## VORLIEGENDER TEXT

---

Medienvertreter sind in der Transitzone unerwünscht. Eine Gruppe Journalisten die vergangene Woche versuchte, in die Transitzone zu gelangen, wurde umgehend weggeschickt.

Die Belgrader nehmen die Situation in ihrem Park gelassen hin. Hier gibt es keine Hetze und keine grossen Anti-Flüchtlingsdemonstrationen wie in vielen Ländern der EU. Studenten der angrenzenden Wirtschaftsfakultät nutzen ihre Freistunden, um den Menschen im Park zu helfen. Eine von ihnen sagt: «Man kann diese Menschen doch nicht weiter im Park vor sich hin vegetieren lassen.» 

Serbien fordert Ende der Transitzone

Die serbische Regierung fordert ein Ende der ungarischen Transitzone und der schlechten Bedingungen an der Grenze zwischen beiden Ländern. Staatssekretär Nenad Ivanisevic erklärte am Mittwoch, dass Asylanträge künftig direkt in den serbischen Aufnahmezentren gestellt werden können. Auch Ungarn könne seine Büros in den serbischen Lagern einrichten, wenn es dies wünsche.

---

## BEREITGESTELLTE EINTRÄGE

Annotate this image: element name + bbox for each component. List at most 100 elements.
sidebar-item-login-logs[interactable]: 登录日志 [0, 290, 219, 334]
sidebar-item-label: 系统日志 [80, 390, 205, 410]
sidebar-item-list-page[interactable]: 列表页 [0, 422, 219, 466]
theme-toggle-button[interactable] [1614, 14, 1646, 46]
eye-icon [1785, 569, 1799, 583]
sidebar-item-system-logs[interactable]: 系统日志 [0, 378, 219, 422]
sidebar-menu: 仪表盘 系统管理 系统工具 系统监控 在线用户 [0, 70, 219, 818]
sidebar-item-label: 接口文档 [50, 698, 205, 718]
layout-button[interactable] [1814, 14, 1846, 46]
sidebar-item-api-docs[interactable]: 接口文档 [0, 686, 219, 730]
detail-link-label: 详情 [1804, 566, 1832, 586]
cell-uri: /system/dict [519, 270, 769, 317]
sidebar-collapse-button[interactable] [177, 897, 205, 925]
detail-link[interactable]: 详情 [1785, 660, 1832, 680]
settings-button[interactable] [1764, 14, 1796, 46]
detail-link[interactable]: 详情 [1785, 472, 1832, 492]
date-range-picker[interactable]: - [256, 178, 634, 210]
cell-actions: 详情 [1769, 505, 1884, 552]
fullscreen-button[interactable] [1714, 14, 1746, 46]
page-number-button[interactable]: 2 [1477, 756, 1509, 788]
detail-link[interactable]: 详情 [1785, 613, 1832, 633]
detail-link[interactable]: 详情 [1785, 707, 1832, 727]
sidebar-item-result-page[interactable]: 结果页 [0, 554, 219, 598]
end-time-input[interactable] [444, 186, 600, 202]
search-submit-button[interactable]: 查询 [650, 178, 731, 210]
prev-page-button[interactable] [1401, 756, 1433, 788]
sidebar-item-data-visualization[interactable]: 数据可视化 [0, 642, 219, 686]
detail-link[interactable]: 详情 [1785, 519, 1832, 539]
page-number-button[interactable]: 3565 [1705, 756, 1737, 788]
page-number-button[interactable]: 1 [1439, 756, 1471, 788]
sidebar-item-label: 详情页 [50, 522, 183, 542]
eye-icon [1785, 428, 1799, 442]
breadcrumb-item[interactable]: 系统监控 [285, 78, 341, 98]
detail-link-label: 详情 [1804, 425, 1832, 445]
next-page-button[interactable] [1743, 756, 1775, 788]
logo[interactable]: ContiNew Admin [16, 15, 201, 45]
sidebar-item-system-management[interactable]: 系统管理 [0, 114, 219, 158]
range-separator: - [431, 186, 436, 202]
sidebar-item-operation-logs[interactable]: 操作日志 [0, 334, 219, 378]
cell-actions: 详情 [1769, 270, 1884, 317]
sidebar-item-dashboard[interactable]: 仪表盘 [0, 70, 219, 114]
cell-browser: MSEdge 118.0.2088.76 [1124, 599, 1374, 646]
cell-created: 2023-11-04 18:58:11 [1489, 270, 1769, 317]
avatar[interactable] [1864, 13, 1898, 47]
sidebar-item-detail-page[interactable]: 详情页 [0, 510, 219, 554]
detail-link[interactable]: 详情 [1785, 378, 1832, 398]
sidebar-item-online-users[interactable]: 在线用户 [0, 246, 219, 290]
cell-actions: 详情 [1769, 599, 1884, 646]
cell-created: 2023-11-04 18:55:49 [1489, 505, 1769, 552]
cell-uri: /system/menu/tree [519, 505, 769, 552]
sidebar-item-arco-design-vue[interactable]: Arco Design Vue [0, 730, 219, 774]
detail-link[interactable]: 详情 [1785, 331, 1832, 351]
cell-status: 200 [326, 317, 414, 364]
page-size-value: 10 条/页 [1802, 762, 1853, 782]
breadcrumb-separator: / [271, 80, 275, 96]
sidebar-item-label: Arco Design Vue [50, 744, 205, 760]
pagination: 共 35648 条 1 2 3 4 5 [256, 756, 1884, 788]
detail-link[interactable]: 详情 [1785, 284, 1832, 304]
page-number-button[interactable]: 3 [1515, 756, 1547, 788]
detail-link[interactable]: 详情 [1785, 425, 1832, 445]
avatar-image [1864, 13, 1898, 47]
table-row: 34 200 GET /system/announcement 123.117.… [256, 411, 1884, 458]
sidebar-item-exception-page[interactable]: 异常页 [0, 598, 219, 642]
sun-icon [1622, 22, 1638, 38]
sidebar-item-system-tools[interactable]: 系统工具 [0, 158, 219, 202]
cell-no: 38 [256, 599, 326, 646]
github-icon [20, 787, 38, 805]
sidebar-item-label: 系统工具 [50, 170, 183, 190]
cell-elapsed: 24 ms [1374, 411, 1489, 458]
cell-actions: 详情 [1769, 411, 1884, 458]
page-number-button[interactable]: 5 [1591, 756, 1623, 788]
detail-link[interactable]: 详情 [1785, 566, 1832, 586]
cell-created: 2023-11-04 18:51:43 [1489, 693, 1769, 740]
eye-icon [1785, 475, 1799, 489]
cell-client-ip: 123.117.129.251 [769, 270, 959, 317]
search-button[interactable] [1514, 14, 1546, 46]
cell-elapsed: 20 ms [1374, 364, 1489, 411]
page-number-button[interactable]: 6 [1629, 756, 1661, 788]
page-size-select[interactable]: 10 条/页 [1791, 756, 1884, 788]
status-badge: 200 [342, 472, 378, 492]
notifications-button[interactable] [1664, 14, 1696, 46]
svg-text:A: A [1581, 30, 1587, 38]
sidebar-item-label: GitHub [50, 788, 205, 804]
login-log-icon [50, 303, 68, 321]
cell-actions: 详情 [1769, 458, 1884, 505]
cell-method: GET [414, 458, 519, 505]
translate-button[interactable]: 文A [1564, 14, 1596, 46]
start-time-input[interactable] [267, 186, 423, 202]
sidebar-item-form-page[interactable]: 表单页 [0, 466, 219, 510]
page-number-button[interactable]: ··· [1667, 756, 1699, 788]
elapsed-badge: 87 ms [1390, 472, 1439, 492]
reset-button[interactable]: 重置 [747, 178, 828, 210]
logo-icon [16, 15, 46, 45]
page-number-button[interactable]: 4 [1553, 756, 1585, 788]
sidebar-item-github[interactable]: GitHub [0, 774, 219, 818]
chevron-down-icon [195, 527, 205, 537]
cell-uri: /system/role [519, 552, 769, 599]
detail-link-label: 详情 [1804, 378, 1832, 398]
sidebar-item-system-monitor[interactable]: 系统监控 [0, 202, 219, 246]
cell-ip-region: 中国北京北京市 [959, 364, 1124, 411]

---

## AUFGABEN
[a] Übersetze diesen Satz aus dem Text über die Transitzone ins Englische: «Die Belgrader nehmen die Situation in ihrem Park gelassen hin.»
[b] Schreibe den Text über die Transitzone im Anschluss an seinen letzten Satz weiter.

## LÖSUNGEN ZUR ÜBUNG
[a] The people of Belgrade are accepting the situation in their park calmly.

[b]
Jeden Morgen um 7.00 Uhr werden vereinzelt Menschen über die Grenze gelassen. Aktuell erlaubt Ungarn in der Transitzone an den zwei Übergängen Kelebija-Trompa und Horgos-Röszke aber nur 30 Asylanträge täglich. Laut serbischen Medienberichten sind es sogar nur 15 pro Tag. Etwa hundert Personen werden täglich aus Ungarn nach Serbien abgeschoben. Gleichzeitig harren rund 1200 Menschen an der Grenze aus und warten. Es gibt dort keine Duschen, nur schmutzige Toiletten und wachsende Müllberge. Die Flüchtlinge warten wochenlang in der Hoffnung, dass sich die Grenze für sie öffnet. 

Die meisten sind auf die Hilfe von Schleppern angewiesen. Je schwieriger der Weg, je besser bewacht die Grenzen, umso mehr Geld können diese für ihre Dienstleistung verlangen. Die 23-jährige Rana überlegt, mithilfe eines Schleppers zu ihrer Familie nach Deutschland zu gelangen. «Wo soll ich denn sonst hin? In den Irak kann ich nicht zurück.» Ihren echten Namen will sie nicht in der Zeitung lesen, weil sie befürchtet, ihr Asylantrag könnte dann abgelehnt werden.

Polizei lässt Schlepper gewähren

Obwohl es manchmal zu medienwirksamen Verhaftungen von Schleppern kommt, scheinen sie ihrer Arbeit in Serbien immer noch ungestört nachgehen zu können. Rana spricht mit einem serbischen Mann mittleren Alters und versucht sich mit ihm auf einen Preis für die Fahrt nach Ungarn zu einigen. Das geschieht ganz offen, während Polizisten wenige Meter entfernt stehen. Es scheint, als würde es der serbischen Regierung gut passen, wenn die Schlepper dabei helfen, die Flüchtlinge schnell wieder loszuwerden.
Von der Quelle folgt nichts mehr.